Supplied material -
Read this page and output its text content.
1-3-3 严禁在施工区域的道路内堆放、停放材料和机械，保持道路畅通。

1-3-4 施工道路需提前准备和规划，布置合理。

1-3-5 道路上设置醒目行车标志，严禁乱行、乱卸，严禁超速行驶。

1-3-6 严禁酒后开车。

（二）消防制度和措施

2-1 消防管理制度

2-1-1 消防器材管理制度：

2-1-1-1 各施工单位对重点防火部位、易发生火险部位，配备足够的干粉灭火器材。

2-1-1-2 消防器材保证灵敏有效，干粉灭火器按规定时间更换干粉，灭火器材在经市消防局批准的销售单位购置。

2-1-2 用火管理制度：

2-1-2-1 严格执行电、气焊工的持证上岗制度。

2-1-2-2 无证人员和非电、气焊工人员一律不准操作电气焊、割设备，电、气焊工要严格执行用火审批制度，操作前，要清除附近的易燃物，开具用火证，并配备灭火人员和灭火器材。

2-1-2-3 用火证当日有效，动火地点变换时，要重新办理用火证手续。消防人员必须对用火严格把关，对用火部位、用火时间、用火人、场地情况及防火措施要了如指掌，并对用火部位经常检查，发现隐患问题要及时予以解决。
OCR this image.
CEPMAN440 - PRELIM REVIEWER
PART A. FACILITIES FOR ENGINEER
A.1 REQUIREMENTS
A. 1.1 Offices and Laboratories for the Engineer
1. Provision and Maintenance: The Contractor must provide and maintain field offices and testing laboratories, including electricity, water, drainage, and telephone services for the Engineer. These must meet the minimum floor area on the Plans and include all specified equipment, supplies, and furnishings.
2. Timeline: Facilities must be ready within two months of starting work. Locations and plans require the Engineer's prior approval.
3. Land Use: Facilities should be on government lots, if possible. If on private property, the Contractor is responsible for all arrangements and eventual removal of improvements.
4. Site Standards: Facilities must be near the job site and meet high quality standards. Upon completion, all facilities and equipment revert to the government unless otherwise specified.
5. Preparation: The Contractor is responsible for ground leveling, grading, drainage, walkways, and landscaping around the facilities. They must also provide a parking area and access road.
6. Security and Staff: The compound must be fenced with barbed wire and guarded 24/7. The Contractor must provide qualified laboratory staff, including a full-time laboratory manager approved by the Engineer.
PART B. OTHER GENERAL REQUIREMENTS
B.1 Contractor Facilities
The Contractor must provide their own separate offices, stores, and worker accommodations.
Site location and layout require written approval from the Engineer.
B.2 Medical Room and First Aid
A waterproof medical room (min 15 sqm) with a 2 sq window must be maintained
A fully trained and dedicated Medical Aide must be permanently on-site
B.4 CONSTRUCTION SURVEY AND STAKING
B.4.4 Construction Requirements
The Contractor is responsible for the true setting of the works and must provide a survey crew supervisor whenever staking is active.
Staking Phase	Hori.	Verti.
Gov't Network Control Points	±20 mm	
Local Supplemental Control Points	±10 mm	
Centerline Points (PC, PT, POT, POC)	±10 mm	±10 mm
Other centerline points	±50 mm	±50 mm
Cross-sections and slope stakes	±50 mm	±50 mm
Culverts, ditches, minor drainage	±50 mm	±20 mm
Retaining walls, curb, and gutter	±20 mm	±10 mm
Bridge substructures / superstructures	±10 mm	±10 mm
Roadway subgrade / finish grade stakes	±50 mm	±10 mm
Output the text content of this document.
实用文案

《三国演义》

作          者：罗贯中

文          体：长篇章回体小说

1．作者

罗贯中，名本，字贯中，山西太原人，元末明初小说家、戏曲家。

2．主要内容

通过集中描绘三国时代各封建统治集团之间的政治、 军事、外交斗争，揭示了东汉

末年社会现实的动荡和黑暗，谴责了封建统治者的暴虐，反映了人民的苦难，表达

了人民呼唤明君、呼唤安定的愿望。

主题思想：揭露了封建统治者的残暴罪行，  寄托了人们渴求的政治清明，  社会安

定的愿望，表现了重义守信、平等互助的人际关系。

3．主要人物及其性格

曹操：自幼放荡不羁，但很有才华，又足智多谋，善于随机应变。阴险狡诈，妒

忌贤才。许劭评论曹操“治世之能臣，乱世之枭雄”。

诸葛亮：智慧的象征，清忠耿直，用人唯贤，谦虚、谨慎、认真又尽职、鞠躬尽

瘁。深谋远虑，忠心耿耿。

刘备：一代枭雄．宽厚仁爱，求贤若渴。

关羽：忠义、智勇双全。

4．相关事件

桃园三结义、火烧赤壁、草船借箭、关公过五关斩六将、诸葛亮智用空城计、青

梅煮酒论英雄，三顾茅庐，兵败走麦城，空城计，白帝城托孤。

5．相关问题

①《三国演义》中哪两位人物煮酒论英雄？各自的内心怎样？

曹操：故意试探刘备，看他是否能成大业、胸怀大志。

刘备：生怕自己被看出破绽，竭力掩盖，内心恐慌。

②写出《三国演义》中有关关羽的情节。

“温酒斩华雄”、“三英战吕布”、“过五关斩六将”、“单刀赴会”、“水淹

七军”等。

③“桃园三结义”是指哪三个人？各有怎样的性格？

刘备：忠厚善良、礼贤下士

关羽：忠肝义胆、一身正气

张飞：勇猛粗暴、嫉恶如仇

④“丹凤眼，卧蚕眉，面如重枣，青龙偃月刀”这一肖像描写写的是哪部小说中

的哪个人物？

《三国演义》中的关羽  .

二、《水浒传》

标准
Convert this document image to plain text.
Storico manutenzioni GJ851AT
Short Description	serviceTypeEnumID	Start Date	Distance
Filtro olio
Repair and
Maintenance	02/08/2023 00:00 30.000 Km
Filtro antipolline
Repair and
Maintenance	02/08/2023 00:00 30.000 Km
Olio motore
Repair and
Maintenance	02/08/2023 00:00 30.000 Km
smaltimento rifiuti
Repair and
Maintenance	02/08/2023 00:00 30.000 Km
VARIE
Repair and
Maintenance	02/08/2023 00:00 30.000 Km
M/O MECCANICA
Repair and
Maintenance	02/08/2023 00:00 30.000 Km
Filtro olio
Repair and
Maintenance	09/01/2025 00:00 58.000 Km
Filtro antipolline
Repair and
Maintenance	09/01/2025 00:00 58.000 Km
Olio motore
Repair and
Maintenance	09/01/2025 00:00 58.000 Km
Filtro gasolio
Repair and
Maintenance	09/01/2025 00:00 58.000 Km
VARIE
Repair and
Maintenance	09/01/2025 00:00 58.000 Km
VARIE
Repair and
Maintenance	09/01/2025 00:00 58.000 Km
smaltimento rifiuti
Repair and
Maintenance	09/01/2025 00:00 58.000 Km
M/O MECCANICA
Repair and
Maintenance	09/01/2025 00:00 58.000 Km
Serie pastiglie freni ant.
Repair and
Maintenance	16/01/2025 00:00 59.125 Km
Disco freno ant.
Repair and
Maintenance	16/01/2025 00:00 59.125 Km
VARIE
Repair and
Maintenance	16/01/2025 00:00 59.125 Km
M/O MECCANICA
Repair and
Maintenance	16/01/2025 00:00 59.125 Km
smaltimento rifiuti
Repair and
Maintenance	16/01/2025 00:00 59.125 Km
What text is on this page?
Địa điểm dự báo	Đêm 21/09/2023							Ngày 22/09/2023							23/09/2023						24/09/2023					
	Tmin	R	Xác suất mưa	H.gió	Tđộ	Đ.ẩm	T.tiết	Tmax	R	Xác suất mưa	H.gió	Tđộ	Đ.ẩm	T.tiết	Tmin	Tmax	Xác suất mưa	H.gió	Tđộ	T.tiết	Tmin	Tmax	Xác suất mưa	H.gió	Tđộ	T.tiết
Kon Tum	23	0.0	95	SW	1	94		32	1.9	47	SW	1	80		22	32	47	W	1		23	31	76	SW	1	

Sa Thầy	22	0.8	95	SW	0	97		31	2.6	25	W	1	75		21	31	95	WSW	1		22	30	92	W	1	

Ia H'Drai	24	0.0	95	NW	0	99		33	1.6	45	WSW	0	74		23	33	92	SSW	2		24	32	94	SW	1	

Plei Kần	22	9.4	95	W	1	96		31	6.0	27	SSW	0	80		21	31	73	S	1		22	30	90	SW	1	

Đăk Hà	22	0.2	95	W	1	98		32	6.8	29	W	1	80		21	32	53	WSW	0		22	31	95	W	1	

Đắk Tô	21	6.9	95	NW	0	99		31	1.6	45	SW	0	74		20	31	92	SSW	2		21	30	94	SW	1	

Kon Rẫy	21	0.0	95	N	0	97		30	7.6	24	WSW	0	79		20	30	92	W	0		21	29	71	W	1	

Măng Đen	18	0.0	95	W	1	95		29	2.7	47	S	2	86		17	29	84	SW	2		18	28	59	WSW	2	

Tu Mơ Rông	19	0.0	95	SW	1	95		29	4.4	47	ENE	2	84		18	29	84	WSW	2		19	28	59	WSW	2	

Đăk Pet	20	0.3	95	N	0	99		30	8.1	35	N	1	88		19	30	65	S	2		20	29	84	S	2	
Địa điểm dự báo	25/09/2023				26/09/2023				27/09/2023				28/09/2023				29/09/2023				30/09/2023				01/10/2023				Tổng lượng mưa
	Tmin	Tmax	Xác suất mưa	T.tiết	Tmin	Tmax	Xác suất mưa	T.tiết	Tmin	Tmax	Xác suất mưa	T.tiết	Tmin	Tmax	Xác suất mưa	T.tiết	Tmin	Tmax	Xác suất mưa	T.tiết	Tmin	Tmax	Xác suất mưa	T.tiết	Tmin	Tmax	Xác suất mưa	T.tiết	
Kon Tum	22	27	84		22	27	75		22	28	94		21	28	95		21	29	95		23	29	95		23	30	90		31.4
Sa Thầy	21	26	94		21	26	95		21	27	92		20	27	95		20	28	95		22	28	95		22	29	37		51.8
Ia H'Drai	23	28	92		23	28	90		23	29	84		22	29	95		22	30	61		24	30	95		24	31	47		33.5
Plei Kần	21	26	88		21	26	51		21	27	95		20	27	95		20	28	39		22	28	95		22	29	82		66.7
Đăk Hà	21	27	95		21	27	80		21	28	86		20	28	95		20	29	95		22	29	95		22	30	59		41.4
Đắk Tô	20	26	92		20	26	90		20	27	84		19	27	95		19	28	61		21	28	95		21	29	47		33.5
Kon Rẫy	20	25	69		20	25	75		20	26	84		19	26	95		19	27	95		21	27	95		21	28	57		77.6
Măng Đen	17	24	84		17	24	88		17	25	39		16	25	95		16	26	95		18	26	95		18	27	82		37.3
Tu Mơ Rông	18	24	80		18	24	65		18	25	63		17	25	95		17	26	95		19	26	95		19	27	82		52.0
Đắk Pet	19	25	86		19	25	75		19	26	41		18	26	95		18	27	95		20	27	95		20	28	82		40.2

Exercise details - Return the lines of the records that include the string "provide".

Written reply -
1. Provision and Maintenance: The Contractor must provide and maintain field offices and testing laboratories, including electricity, water, drainage, and telephone services for the Engineer. These must meet the minimum floor area on the Plans and include all specified equipment, supplies, and furnishings.
5. Preparation: The Contractor is responsible for ground leveling, grading, drainage, walkways, and landscaping around the facilities. They must also provide a parking area and access road.
6. Security and Staff: The compound must be fenced with barbed wire and guarded 24/7. The Contractor must provide qualified laboratory staff, including a full-time laboratory manager approved by the Engineer.
The Contractor must provide their own separate offices, stores, and worker accommodations.
The Contractor is responsible for the true setting of the works and must provide a survey crew supervisor whenever staking is active.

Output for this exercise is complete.